# DATA EXCERPTS start

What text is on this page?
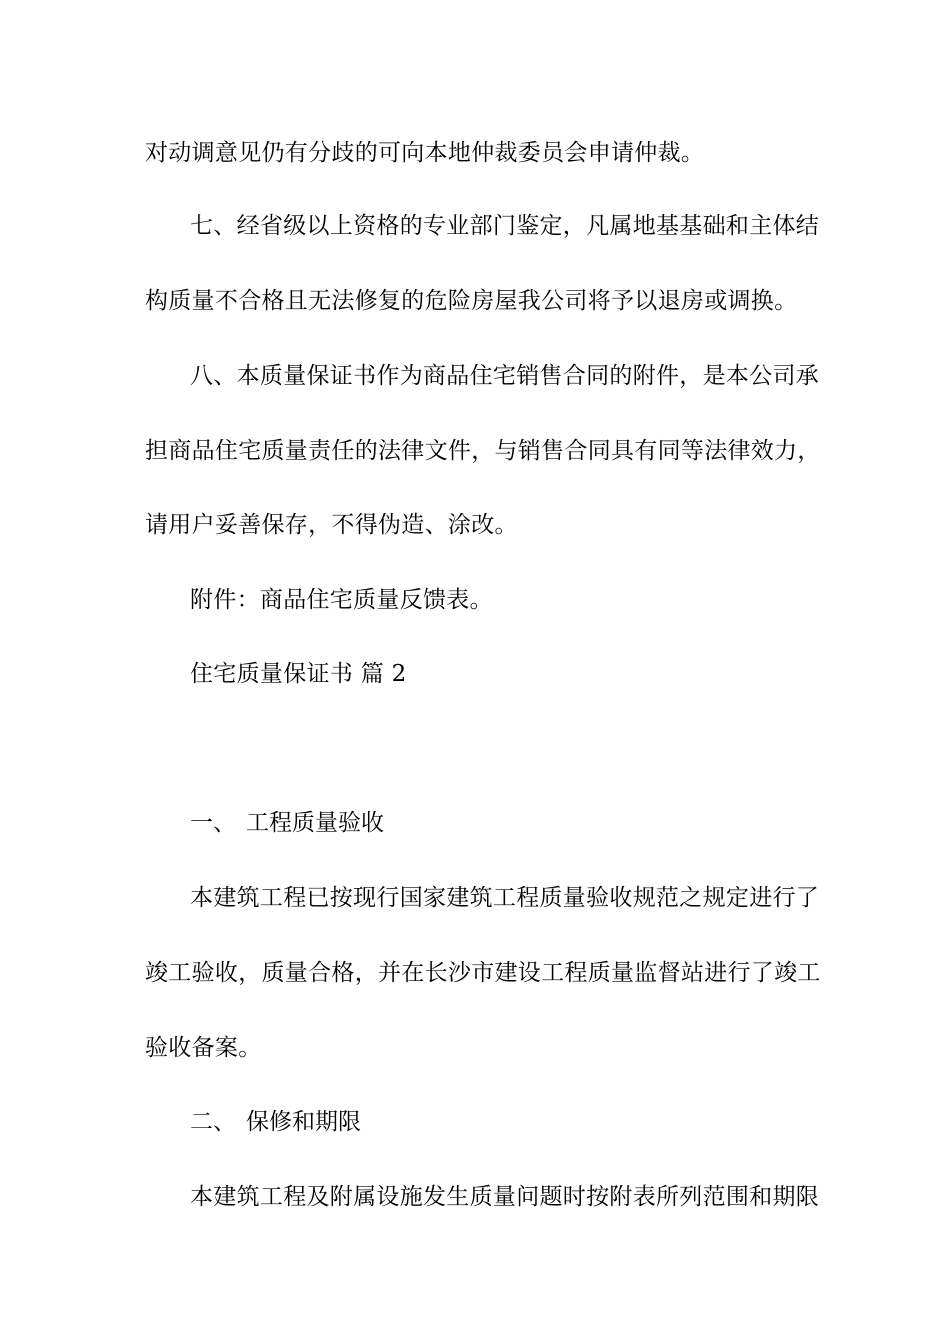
对动调意见仍有分歧的可向本地仲裁委员会申请仲裁。
七、经省级以上资格的专业部门鉴定，凡属地基基础和主体结
构质量不合格且无法修复的危险房屋我公司将予以退房或调换。
八、本质量保证书作为商品住宅销售合同的附件，是本公司承
担商品住宅质量责任的法律文件，与销售合同具有同等法律效力，
请用户妥善保存，不得伪造、涂改。
附件：商品住宅质量反馈表。
住宅质量保证书 篇 2
一、 工程质量验收
本建筑工程已按现行国家建筑工程质量验收规范之规定进行了
竣工验收，质量合格，并在长沙市建设工程质量监督站进行了竣工
验收备案。
二、 保修和期限
本建筑工程及附属设施发生质量问题时按附表所列范围和期限
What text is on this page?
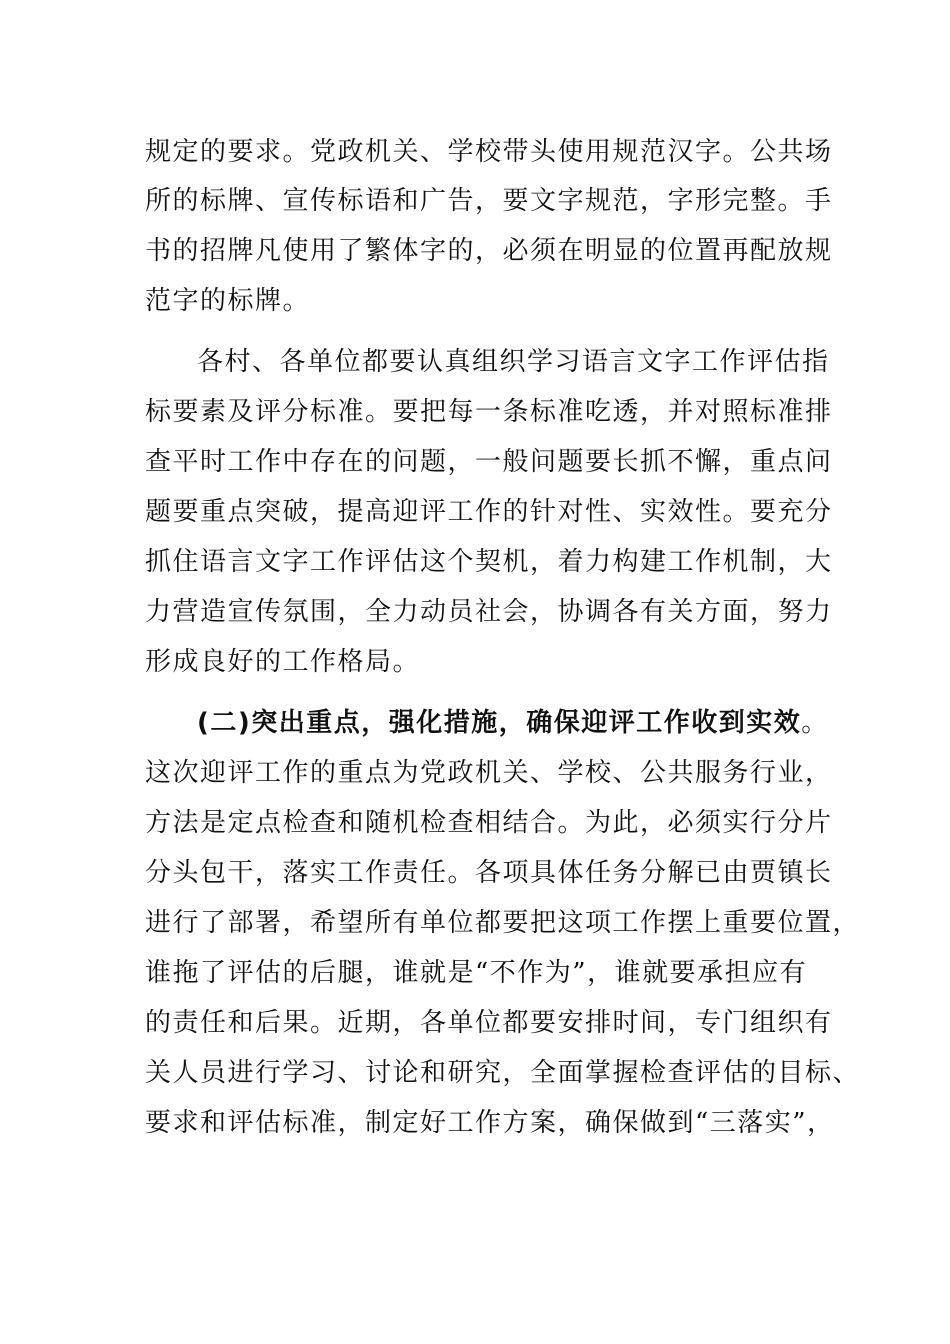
规定的要求。党政机关、学校带头使用规范汉字。公共场
所的标牌、宣传标语和广告，要文字规范，字形完整。手
书的招牌凡使用了繁体字的，必须在明显的位置再配放规
范字的标牌。
各村、各单位都要认真组织学习语言文字工作评估指
标要素及评分标准。要把每一条标准吃透，并对照标准排
查平时工作中存在的问题，一般问题要长抓不懈，重点问
题要重点突破，提高迎评工作的针对性、实效性。要充分
抓住语言文字工作评估这个契机，着力构建工作机制，大
力营造宣传氛围，全力动员社会，协调各有关方面，努力
形成良好的工作格局。
(二)突出重点，强化措施，确保迎评工作收到实效。
这次迎评工作的重点为党政机关、学校、公共服务行业，
方法是定点检查和随机检查相结合。为此，必须实行分片
分头包干，落实工作责任。各项具体任务分解已由贾镇长
进行了部署，希望所有单位都要把这项工作摆上重要位置，
谁拖了评估的后腿，谁就是“不作为”，谁就要承担应有
的责任和后果。近期，各单位都要安排时间，专门组织有
关人员进行学习、讨论和研究，全面掌握检查评估的目标、
要求和评估标准，制定好工作方案，确保做到“三落实”，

# DATA EXCERPTS end

### [EXERCISE DETAILS]
Write out the full set of lines verbatim, without the pictures.

### [THE ANSWER]
What text is on this page?
对动调意见仍有分歧的可向本地仲裁委员会申请仲裁。
七、经省级以上资格的专业部门鉴定，凡属地基基础和主体结
构质量不合格且无法修复的危险房屋我公司将予以退房或调换。
八、本质量保证书作为商品住宅销售合同的附件，是本公司承
担商品住宅质量责任的法律文件，与销售合同具有同等法律效力，
请用户妥善保存，不得伪造、涂改。
附件：商品住宅质量反馈表。
住宅质量保证书 篇 2
一、 工程质量验收
本建筑工程已按现行国家建筑工程质量验收规范之规定进行了
竣工验收，质量合格，并在长沙市建设工程质量监督站进行了竣工
验收备案。
二、 保修和期限
本建筑工程及附属设施发生质量问题时按附表所列范围和期限
What text is on this page?
规定的要求。党政机关、学校带头使用规范汉字。公共场
所的标牌、宣传标语和广告，要文字规范，字形完整。手
书的招牌凡使用了繁体字的，必须在明显的位置再配放规
范字的标牌。
各村、各单位都要认真组织学习语言文字工作评估指
标要素及评分标准。要把每一条标准吃透，并对照标准排
查平时工作中存在的问题，一般问题要长抓不懈，重点问
题要重点突破，提高迎评工作的针对性、实效性。要充分
抓住语言文字工作评估这个契机，着力构建工作机制，大
力营造宣传氛围，全力动员社会，协调各有关方面，努力
形成良好的工作格局。
(二)突出重点，强化措施，确保迎评工作收到实效。
这次迎评工作的重点为党政机关、学校、公共服务行业，
方法是定点检查和随机检查相结合。为此，必须实行分片
分头包干，落实工作责任。各项具体任务分解已由贾镇长
进行了部署，希望所有单位都要把这项工作摆上重要位置，
谁拖了评估的后腿，谁就是“不作为”，谁就要承担应有
的责任和后果。近期，各单位都要安排时间，专门组织有
关人员进行学习、讨论和研究，全面掌握检查评估的目标、
要求和评估标准，制定好工作方案，确保做到“三落实”，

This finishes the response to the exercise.